** START OF Records shown **

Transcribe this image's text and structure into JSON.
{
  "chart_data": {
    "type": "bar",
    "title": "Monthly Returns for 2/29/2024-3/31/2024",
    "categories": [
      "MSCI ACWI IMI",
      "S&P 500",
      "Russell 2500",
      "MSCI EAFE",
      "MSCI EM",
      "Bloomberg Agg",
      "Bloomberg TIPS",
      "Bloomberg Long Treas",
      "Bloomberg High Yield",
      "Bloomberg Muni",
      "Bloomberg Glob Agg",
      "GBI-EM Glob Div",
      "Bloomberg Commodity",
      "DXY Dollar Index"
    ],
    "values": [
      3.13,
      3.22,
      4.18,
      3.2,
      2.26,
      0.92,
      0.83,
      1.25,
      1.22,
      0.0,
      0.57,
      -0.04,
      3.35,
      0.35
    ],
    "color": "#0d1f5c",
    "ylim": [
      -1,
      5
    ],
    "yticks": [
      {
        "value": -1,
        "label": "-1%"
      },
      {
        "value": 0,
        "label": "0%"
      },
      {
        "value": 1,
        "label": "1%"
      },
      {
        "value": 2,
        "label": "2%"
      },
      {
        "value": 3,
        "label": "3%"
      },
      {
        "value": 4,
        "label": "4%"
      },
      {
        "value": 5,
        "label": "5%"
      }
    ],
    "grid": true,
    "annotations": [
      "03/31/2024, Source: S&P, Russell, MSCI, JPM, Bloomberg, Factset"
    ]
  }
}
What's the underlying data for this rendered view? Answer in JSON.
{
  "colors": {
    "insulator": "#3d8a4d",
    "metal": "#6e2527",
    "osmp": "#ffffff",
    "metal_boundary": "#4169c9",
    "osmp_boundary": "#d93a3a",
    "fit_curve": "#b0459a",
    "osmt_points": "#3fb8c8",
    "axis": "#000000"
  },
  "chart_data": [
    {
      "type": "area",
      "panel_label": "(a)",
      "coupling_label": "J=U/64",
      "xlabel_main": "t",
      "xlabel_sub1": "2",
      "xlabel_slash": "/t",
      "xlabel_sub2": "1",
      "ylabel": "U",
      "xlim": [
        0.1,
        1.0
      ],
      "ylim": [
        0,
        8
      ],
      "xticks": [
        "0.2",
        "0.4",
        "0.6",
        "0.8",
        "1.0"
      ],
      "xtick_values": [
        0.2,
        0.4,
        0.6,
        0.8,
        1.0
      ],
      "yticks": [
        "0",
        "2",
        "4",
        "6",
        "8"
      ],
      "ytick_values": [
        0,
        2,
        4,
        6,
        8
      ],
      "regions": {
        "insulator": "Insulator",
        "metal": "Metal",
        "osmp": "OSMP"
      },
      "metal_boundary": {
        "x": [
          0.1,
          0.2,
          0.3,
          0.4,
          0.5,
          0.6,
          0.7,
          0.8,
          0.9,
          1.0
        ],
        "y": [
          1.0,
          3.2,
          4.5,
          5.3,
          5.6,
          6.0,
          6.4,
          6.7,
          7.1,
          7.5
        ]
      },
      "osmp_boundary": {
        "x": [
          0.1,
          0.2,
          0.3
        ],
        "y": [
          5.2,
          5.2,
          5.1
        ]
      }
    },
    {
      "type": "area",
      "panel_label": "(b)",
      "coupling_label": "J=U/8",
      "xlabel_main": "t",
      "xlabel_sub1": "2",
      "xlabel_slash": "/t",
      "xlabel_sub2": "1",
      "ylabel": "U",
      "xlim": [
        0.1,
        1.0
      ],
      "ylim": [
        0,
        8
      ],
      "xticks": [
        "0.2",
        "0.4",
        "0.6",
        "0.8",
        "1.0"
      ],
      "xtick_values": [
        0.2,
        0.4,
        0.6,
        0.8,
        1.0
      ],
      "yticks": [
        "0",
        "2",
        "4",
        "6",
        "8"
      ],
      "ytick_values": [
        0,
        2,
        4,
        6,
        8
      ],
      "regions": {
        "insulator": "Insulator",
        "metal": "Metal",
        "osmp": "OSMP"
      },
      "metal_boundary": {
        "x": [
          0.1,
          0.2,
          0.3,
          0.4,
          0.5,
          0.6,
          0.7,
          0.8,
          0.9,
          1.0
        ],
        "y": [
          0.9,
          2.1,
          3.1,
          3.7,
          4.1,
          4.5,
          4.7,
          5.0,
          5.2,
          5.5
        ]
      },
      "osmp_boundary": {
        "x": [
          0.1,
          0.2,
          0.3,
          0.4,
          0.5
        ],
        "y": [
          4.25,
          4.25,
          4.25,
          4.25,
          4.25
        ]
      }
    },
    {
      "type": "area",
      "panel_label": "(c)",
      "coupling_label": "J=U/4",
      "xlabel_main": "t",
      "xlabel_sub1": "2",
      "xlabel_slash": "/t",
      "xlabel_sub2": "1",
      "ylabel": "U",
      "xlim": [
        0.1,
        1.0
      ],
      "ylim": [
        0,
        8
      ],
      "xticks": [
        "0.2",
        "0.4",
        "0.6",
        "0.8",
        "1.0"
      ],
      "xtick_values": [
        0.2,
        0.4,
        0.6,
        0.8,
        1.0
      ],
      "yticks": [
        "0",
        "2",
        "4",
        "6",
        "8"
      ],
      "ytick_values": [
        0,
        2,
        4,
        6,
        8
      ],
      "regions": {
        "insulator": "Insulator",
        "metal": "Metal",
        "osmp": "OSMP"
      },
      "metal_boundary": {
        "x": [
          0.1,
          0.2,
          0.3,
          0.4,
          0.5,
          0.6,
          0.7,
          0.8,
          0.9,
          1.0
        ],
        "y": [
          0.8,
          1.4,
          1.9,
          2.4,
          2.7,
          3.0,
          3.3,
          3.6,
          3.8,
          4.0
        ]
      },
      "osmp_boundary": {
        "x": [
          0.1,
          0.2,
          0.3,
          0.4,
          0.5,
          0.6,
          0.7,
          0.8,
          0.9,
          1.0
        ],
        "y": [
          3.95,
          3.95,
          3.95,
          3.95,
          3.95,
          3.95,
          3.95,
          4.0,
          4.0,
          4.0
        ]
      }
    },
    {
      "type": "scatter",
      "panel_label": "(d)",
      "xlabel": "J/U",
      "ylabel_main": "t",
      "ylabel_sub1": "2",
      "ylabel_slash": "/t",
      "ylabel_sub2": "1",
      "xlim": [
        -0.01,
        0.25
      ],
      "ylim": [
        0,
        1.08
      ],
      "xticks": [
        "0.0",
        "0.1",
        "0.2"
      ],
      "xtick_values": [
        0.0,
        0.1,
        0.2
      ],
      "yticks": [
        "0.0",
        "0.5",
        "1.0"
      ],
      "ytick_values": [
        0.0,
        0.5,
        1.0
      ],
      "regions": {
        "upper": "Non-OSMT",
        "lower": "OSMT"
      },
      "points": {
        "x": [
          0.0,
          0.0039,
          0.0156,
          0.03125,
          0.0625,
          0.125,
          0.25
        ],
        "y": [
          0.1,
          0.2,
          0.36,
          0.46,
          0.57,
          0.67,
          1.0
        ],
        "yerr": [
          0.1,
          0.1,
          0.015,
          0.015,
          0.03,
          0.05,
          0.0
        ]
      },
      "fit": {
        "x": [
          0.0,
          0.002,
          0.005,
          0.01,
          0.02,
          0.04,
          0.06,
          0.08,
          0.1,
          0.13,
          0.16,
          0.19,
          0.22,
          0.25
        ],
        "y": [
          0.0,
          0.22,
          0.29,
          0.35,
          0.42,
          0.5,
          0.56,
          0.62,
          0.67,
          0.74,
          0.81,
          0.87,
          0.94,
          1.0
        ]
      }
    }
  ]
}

** END OF Records shown **

Aim of the task: Copy every record exactly as presented.

Complete output:
Transcribe this image's text and structure into JSON.
{
  "chart_data": {
    "type": "bar",
    "title": "Monthly Returns for 2/29/2024-3/31/2024",
    "categories": [
      "MSCI ACWI IMI",
      "S&P 500",
      "Russell 2500",
      "MSCI EAFE",
      "MSCI EM",
      "Bloomberg Agg",
      "Bloomberg TIPS",
      "Bloomberg Long Treas",
      "Bloomberg High Yield",
      "Bloomberg Muni",
      "Bloomberg Glob Agg",
      "GBI-EM Glob Div",
      "Bloomberg Commodity",
      "DXY Dollar Index"
    ],
    "values": [
      3.13,
      3.22,
      4.18,
      3.2,
      2.26,
      0.92,
      0.83,
      1.25,
      1.22,
      0.0,
      0.57,
      -0.04,
      3.35,
      0.35
    ],
    "color": "#0d1f5c",
    "ylim": [
      -1,
      5
    ],
    "yticks": [
      {
        "value": -1,
        "label": "-1%"
      },
      {
        "value": 0,
        "label": "0%"
      },
      {
        "value": 1,
        "label": "1%"
      },
      {
        "value": 2,
        "label": "2%"
      },
      {
        "value": 3,
        "label": "3%"
      },
      {
        "value": 4,
        "label": "4%"
      },
      {
        "value": 5,
        "label": "5%"
      }
    ],
    "grid": true,
    "annotations": [
      "03/31/2024, Source: S&P, Russell, MSCI, JPM, Bloomberg, Factset"
    ]
  }
}
What's the underlying data for this rendered view? Answer in JSON.
{
  "colors": {
    "insulator": "#3d8a4d",
    "metal": "#6e2527",
    "osmp": "#ffffff",
    "metal_boundary": "#4169c9",
    "osmp_boundary": "#d93a3a",
    "fit_curve": "#b0459a",
    "osmt_points": "#3fb8c8",
    "axis": "#000000"
  },
  "chart_data": [
    {
      "type": "area",
      "panel_label": "(a)",
      "coupling_label": "J=U/64",
      "xlabel_main": "t",
      "xlabel_sub1": "2",
      "xlabel_slash": "/t",
      "xlabel_sub2": "1",
      "ylabel": "U",
      "xlim": [
        0.1,
        1.0
      ],
      "ylim": [
        0,
        8
      ],
      "xticks": [
        "0.2",
        "0.4",
        "0.6",
        "0.8",
        "1.0"
      ],
      "xtick_values": [
        0.2,
        0.4,
        0.6,
        0.8,
        1.0
      ],
      "yticks": [
        "0",
        "2",
        "4",
        "6",
        "8"
      ],
      "ytick_values": [
        0,
        2,
        4,
        6,
        8
      ],
      "regions": {
        "insulator": "Insulator",
        "metal": "Metal",
        "osmp": "OSMP"
      },
      "metal_boundary": {
        "x": [
          0.1,
          0.2,
          0.3,
          0.4,
          0.5,
          0.6,
          0.7,
          0.8,
          0.9,
          1.0
        ],
        "y": [
          1.0,
          3.2,
          4.5,
          5.3,
          5.6,
          6.0,
          6.4,
          6.7,
          7.1,
          7.5
        ]
      },
      "osmp_boundary": {
        "x": [
          0.1,
          0.2,
          0.3
        ],
        "y": [
          5.2,
          5.2,
          5.1
        ]
      }
    },
    {
      "type": "area",
      "panel_label": "(b)",
      "coupling_label": "J=U/8",
      "xlabel_main": "t",
      "xlabel_sub1": "2",
      "xlabel_slash": "/t",
      "xlabel_sub2": "1",
      "ylabel": "U",
      "xlim": [
        0.1,
        1.0
      ],
      "ylim": [
        0,
        8
      ],
      "xticks": [
        "0.2",
        "0.4",
        "0.6",
        "0.8",
        "1.0"
      ],
      "xtick_values": [
        0.2,
        0.4,
        0.6,
        0.8,
        1.0
      ],
      "yticks": [
        "0",
        "2",
        "4",
        "6",
        "8"
      ],
      "ytick_values": [
        0,
        2,
        4,
        6,
        8
      ],
      "regions": {
        "insulator": "Insulator",
        "metal": "Metal",
        "osmp": "OSMP"
      },
      "metal_boundary": {
        "x": [
          0.1,
          0.2,
          0.3,
          0.4,
          0.5,
          0.6,
          0.7,
          0.8,
          0.9,
          1.0
        ],
        "y": [
          0.9,
          2.1,
          3.1,
          3.7,
          4.1,
          4.5,
          4.7,
          5.0,
          5.2,
          5.5
        ]
      },
      "osmp_boundary": {
        "x": [
          0.1,
          0.2,
          0.3,
          0.4,
          0.5
        ],
        "y": [
          4.25,
          4.25,
          4.25,
          4.25,
          4.25
        ]
      }
    },
    {
      "type": "area",
      "panel_label": "(c)",
      "coupling_label": "J=U/4",
      "xlabel_main": "t",
      "xlabel_sub1": "2",
      "xlabel_slash": "/t",
      "xlabel_sub2": "1",
      "ylabel": "U",
      "xlim": [
        0.1,
        1.0
      ],
      "ylim": [
        0,
        8
      ],
      "xticks": [
        "0.2",
        "0.4",
        "0.6",
        "0.8",
        "1.0"
      ],
      "xtick_values": [
        0.2,
        0.4,
        0.6,
        0.8,
        1.0
      ],
      "yticks": [
        "0",
        "2",
        "4",
        "6",
        "8"
      ],
      "ytick_values": [
        0,
        2,
        4,
        6,
        8
      ],
      "regions": {
        "insulator": "Insulator",
        "metal": "Metal",
        "osmp": "OSMP"
      },
      "metal_boundary": {
        "x": [
          0.1,
          0.2,
          0.3,
          0.4,
          0.5,
          0.6,
          0.7,
          0.8,
          0.9,
          1.0
        ],
        "y": [
          0.8,
          1.4,
          1.9,
          2.4,
          2.7,
          3.0,
          3.3,
          3.6,
          3.8,
          4.0
        ]
      },
      "osmp_boundary": {
        "x": [
          0.1,
          0.2,
          0.3,
          0.4,
          0.5,
          0.6,
          0.7,
          0.8,
          0.9,
          1.0
        ],
        "y": [
          3.95,
          3.95,
          3.95,
          3.95,
          3.95,
          3.95,
          3.95,
          4.0,
          4.0,
          4.0
        ]
      }
    },
    {
      "type": "scatter",
      "panel_label": "(d)",
      "xlabel": "J/U",
      "ylabel_main": "t",
      "ylabel_sub1": "2",
      "ylabel_slash": "/t",
      "ylabel_sub2": "1",
      "xlim": [
        -0.01,
        0.25
      ],
      "ylim": [
        0,
        1.08
      ],
      "xticks": [
        "0.0",
        "0.1",
        "0.2"
      ],
      "xtick_values": [
        0.0,
        0.1,
        0.2
      ],
      "yticks": [
        "0.0",
        "0.5",
        "1.0"
      ],
      "ytick_values": [
        0.0,
        0.5,
        1.0
      ],
      "regions": {
        "upper": "Non-OSMT",
        "lower": "OSMT"
      },
      "points": {
        "x": [
          0.0,
          0.0039,
          0.0156,
          0.03125,
          0.0625,
          0.125,
          0.25
        ],
        "y": [
          0.1,
          0.2,
          0.36,
          0.46,
          0.57,
          0.67,
          1.0
        ],
        "yerr": [
          0.1,
          0.1,
          0.015,
          0.015,
          0.03,
          0.05,
          0.0
        ]
      },
      "fit": {
        "x": [
          0.0,
          0.002,
          0.005,
          0.01,
          0.02,
          0.04,
          0.06,
          0.08,
          0.1,
          0.13,
          0.16,
          0.19,
          0.22,
          0.25
        ],
        "y": [
          0.0,
          0.22,
          0.29,
          0.35,
          0.42,
          0.5,
          0.56,
          0.62,
          0.67,
          0.74,
          0.81,
          0.87,
          0.94,
          1.0
        ]
      }
    }
  ]
}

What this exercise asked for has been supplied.